== To do ==
What follows is a block of records; restate each one word for word.

(Data records)
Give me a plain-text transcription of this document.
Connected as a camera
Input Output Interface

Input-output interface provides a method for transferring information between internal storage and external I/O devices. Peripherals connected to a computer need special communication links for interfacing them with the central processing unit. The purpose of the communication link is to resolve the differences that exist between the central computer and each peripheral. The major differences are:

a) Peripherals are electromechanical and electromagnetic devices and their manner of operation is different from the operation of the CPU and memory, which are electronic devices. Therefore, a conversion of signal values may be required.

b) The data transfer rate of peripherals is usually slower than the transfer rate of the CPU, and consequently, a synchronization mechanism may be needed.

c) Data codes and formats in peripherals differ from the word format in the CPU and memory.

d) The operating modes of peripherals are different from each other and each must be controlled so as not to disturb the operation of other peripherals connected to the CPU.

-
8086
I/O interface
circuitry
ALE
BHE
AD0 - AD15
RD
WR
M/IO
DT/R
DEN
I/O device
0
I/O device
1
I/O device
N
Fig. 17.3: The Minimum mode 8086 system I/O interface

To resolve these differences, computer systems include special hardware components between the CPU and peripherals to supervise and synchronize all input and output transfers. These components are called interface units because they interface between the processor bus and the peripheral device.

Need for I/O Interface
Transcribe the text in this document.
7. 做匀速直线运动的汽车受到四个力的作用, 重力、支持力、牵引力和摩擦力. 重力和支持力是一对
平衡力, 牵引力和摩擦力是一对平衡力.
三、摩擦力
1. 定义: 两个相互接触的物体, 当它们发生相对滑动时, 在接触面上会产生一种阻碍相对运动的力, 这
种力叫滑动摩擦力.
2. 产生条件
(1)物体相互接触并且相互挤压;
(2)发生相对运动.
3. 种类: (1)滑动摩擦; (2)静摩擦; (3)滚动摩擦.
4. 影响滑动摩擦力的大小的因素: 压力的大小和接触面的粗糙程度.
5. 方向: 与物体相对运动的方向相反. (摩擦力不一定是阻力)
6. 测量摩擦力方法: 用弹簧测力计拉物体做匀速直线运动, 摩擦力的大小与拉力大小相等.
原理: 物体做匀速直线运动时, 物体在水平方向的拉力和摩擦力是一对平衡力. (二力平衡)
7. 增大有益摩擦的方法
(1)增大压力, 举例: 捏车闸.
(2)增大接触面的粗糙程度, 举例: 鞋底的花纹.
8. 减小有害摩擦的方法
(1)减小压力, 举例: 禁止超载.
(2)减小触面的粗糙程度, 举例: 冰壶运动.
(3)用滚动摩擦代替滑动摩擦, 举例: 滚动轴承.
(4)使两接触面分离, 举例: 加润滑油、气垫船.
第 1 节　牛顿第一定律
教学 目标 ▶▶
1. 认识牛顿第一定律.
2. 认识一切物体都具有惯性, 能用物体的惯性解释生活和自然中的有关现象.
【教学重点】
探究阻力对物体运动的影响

== Solved exercise ==
Give me a plain-text transcription of this document.
Connected as a camera
Input Output Interface

Input-output interface provides a method for transferring information between internal storage and external I/O devices. Peripherals connected to a computer need special communication links for interfacing them with the central processing unit. The purpose of the communication link is to resolve the differences that exist between the central computer and each peripheral. The major differences are:

a) Peripherals are electromechanical and electromagnetic devices and their manner of operation is different from the operation of the CPU and memory, which are electronic devices. Therefore, a conversion of signal values may be required.

b) The data transfer rate of peripherals is usually slower than the transfer rate of the CPU, and consequently, a synchronization mechanism may be needed.

c) Data codes and formats in peripherals differ from the word format in the CPU and memory.

d) The operating modes of peripherals are different from each other and each must be controlled so as not to disturb the operation of other peripherals connected to the CPU.

-
8086
I/O interface
circuitry
ALE
BHE
AD0 - AD15
RD
WR
M/IO
DT/R
DEN
I/O device
0
I/O device
1
I/O device
N
Fig. 17.3: The Minimum mode 8086 system I/O interface

To resolve these differences, computer systems include special hardware components between the CPU and peripherals to supervise and synchronize all input and output transfers. These components are called interface units because they interface between the processor bus and the peripheral device.

Need for I/O Interface
Transcribe the text in this document.
7. 做匀速直线运动的汽车受到四个力的作用, 重力、支持力、牵引力和摩擦力. 重力和支持力是一对
平衡力, 牵引力和摩擦力是一对平衡力.
三、摩擦力
1. 定义: 两个相互接触的物体, 当它们发生相对滑动时, 在接触面上会产生一种阻碍相对运动的力, 这
种力叫滑动摩擦力.
2. 产生条件
(1)物体相互接触并且相互挤压;
(2)发生相对运动.
3. 种类: (1)滑动摩擦; (2)静摩擦; (3)滚动摩擦.
4. 影响滑动摩擦力的大小的因素: 压力的大小和接触面的粗糙程度.
5. 方向: 与物体相对运动的方向相反. (摩擦力不一定是阻力)
6. 测量摩擦力方法: 用弹簧测力计拉物体做匀速直线运动, 摩擦力的大小与拉力大小相等.
原理: 物体做匀速直线运动时, 物体在水平方向的拉力和摩擦力是一对平衡力. (二力平衡)
7. 增大有益摩擦的方法
(1)增大压力, 举例: 捏车闸.
(2)增大接触面的粗糙程度, 举例: 鞋底的花纹.
8. 减小有害摩擦的方法
(1)减小压力, 举例: 禁止超载.
(2)减小触面的粗糙程度, 举例: 冰壶运动.
(3)用滚动摩擦代替滑动摩擦, 举例: 滚动轴承.
(4)使两接触面分离, 举例: 加润滑油、气垫船.
第 1 节　牛顿第一定律
教学 目标 ▶▶
1. 认识牛顿第一定律.
2. 认识一切物体都具有惯性, 能用物体的惯性解释生活和自然中的有关现象.
【教学重点】
探究阻力对物体运动的影响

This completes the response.